> PROVIDED DATA
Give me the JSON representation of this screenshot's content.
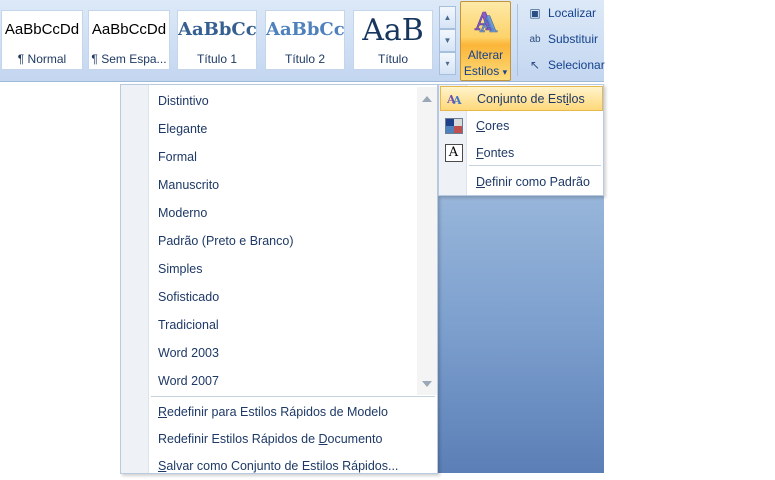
{
  "quick_styles": [
    {
      "sample": "AaBbCcDd",
      "name": "¶ Normal"
    },
    {
      "sample": "AaBbCcDd",
      "name": "¶ Sem Espa..."
    },
    {
      "sample": "AaBbCc",
      "name": "Título 1"
    },
    {
      "sample": "AaBbCc",
      "name": "Título 2"
    },
    {
      "sample": "AaB",
      "name": "Título"
    }
  ],
  "alterar_estilos": {
    "line1": "Alterar",
    "line2": "Estilos",
    "arrow": "▾"
  },
  "editing": [
    {
      "icon": "binoculars-icon",
      "glyph": "🔍",
      "label": "Localizar"
    },
    {
      "icon": "replace-icon",
      "glyph": "ab",
      "label": "Substituir"
    },
    {
      "icon": "cursor-icon",
      "glyph": "↖",
      "label": "Selecionar"
    }
  ],
  "style_sets": [
    "Distintivo",
    "Elegante",
    "Formal",
    "Manuscrito",
    "Moderno",
    "Padrão (Preto e Branco)",
    "Simples",
    "Sofisticado",
    "Tradicional",
    "Word 2003",
    "Word 2007"
  ],
  "style_actions": [
    {
      "pre": "",
      "key": "R",
      "post": "edefinir para Estilos Rápidos de Modelo"
    },
    {
      "pre": "Redefinir Estilos Rápidos de ",
      "key": "D",
      "post": "ocumento"
    },
    {
      "pre": "",
      "key": "S",
      "post": "alvar como Conjunto de Estilos Rápidos..."
    }
  ],
  "submenu": [
    {
      "pre": "Conjunto de Est",
      "key": "i",
      "post": "los",
      "highlighted": true
    },
    {
      "pre": "",
      "key": "C",
      "post": "ores",
      "highlighted": false
    },
    {
      "pre": "",
      "key": "F",
      "post": "ontes",
      "highlighted": false
    },
    {
      "pre": "",
      "key": "D",
      "post": "efinir como Padrão",
      "highlighted": false
    }
  ],
  "colors": {
    "accent": "#15428b",
    "highlight": "#ffd87a",
    "ribbon": "#cfdff4"
  }
}
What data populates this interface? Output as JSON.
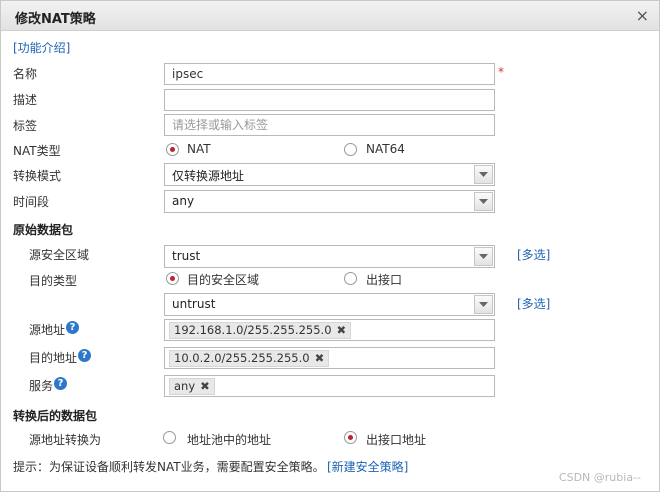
{
  "dialog": {
    "title": "修改NAT策略",
    "close": "×"
  },
  "intro_link": "[功能介绍]",
  "fields": {
    "name": {
      "label": "名称",
      "value": "ipsec",
      "required": "*"
    },
    "desc": {
      "label": "描述",
      "value": ""
    },
    "tag": {
      "label": "标签",
      "placeholder": "请选择或输入标签"
    },
    "nat_type": {
      "label": "NAT类型",
      "options": [
        "NAT",
        "NAT64"
      ],
      "selected": "NAT"
    },
    "mode": {
      "label": "转换模式",
      "value": "仅转换源地址"
    },
    "time": {
      "label": "时间段",
      "value": "any"
    }
  },
  "original_packet": {
    "section": "原始数据包",
    "src_zone": {
      "label": "源安全区域",
      "value": "trust",
      "multi": "[多选]"
    },
    "dst_type": {
      "label": "目的类型",
      "options": [
        "目的安全区域",
        "出接口"
      ],
      "selected": "目的安全区域"
    },
    "dst_zone": {
      "value": "untrust",
      "multi": "[多选]"
    },
    "src_addr": {
      "label": "源地址",
      "help": "?",
      "chips": [
        "192.168.1.0/255.255.255.0"
      ]
    },
    "dst_addr": {
      "label": "目的地址",
      "help": "?",
      "chips": [
        "10.0.2.0/255.255.255.0"
      ]
    },
    "service": {
      "label": "服务",
      "help": "?",
      "chips": [
        "any"
      ]
    }
  },
  "translated_packet": {
    "section": "转换后的数据包",
    "src_translate": {
      "label": "源地址转换为",
      "options": [
        "地址池中的地址",
        "出接口地址"
      ],
      "selected": "出接口地址"
    }
  },
  "tip": {
    "text": "提示：为保证设备顺利转发NAT业务，需要配置安全策略。",
    "link": "[新建安全策略]"
  },
  "watermark": "CSDN @rubia--",
  "colors": {
    "radio_selected": "#c0222f",
    "link": "#1e64b4",
    "required": "#dd3333"
  },
  "chip_remove_glyph": "✖"
}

> GOAL
Please quote the records above exactly, beginning at the line that contains "What data populates" and ending at their last line. Leave the pictures out.

> SOLVED EXERCISE
What data populates this interface? Output as JSON.
{
  "dialog": {
    "title": "修改NAT策略",
    "close": "×"
  },
  "intro_link": "[功能介绍]",
  "fields": {
    "name": {
      "label": "名称",
      "value": "ipsec",
      "required": "*"
    },
    "desc": {
      "label": "描述",
      "value": ""
    },
    "tag": {
      "label": "标签",
      "placeholder": "请选择或输入标签"
    },
    "nat_type": {
      "label": "NAT类型",
      "options": [
        "NAT",
        "NAT64"
      ],
      "selected": "NAT"
    },
    "mode": {
      "label": "转换模式",
      "value": "仅转换源地址"
    },
    "time": {
      "label": "时间段",
      "value": "any"
    }
  },
  "original_packet": {
    "section": "原始数据包",
    "src_zone": {
      "label": "源安全区域",
      "value": "trust",
      "multi": "[多选]"
    },
    "dst_type": {
      "label": "目的类型",
      "options": [
        "目的安全区域",
        "出接口"
      ],
      "selected": "目的安全区域"
    },
    "dst_zone": {
      "value": "untrust",
      "multi": "[多选]"
    },
    "src_addr": {
      "label": "源地址",
      "help": "?",
      "chips": [
        "192.168.1.0/255.255.255.0"
      ]
    },
    "dst_addr": {
      "label": "目的地址",
      "help": "?",
      "chips": [
        "10.0.2.0/255.255.255.0"
      ]
    },
    "service": {
      "label": "服务",
      "help": "?",
      "chips": [
        "any"
      ]
    }
  },
  "translated_packet": {
    "section": "转换后的数据包",
    "src_translate": {
      "label": "源地址转换为",
      "options": [
        "地址池中的地址",
        "出接口地址"
      ],
      "selected": "出接口地址"
    }
  },
  "tip": {
    "text": "提示：为保证设备顺利转发NAT业务，需要配置安全策略。",
    "link": "[新建安全策略]"
  },
  "watermark": "CSDN @rubia--",
  "colors": {
    "radio_selected": "#c0222f",
    "link": "#1e64b4",
    "required": "#dd3333"
  },
  "chip_remove_glyph": "✖"
}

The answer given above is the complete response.